** START OF INPUT ROWS **
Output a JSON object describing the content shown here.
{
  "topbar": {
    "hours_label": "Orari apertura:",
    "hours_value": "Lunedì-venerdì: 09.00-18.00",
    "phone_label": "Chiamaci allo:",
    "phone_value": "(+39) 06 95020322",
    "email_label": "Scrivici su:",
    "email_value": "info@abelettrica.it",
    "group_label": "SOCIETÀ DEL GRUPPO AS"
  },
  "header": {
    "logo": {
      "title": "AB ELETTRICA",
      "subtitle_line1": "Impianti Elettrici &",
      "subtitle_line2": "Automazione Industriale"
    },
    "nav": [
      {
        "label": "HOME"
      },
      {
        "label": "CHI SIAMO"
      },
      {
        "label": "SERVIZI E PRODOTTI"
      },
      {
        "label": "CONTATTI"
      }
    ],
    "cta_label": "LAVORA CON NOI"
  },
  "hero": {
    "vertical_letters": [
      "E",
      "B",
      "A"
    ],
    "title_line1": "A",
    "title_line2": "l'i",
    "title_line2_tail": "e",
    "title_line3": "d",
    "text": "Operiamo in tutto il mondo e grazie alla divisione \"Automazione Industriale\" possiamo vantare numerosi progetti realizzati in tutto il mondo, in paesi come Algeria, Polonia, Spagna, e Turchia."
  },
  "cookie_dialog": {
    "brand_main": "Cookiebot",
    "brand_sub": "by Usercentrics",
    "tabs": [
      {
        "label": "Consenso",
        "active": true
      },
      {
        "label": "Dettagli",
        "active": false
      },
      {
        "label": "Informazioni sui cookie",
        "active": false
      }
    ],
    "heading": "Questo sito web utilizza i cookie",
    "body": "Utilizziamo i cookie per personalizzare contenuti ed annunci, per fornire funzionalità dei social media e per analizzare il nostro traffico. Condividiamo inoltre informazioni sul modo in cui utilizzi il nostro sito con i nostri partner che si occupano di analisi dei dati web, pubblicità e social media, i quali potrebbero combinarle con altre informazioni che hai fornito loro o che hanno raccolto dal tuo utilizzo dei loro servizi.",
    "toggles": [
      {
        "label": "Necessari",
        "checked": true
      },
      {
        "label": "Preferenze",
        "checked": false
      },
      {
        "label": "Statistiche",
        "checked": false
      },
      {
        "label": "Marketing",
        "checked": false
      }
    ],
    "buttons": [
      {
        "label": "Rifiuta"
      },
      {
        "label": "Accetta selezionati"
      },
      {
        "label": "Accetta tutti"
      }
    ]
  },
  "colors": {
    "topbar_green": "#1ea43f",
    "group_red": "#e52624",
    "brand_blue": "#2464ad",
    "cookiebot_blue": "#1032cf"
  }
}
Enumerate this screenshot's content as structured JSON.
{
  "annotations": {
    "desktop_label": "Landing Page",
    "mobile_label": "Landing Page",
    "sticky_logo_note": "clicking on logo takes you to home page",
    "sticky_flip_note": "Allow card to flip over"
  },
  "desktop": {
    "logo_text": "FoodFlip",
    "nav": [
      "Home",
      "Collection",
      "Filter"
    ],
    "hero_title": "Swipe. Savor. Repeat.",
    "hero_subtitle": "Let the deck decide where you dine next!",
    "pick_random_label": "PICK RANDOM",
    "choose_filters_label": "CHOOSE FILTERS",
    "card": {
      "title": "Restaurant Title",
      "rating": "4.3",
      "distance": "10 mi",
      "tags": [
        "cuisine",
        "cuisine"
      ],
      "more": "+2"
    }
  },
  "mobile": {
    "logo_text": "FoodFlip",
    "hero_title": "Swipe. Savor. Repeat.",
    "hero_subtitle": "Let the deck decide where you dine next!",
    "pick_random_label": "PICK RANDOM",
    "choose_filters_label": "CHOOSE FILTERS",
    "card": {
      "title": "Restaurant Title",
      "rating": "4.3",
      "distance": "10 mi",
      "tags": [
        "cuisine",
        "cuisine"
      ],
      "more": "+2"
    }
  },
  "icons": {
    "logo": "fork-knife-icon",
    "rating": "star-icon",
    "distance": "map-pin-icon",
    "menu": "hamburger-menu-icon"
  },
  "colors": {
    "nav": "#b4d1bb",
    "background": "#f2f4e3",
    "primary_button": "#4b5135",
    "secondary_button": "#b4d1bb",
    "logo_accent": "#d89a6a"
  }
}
** END OF INPUT ROWS **
### DO THIS
Go through the material above and count the lines that include "Accetta". Give the number alone.

### RESULT OF THIS TASK
2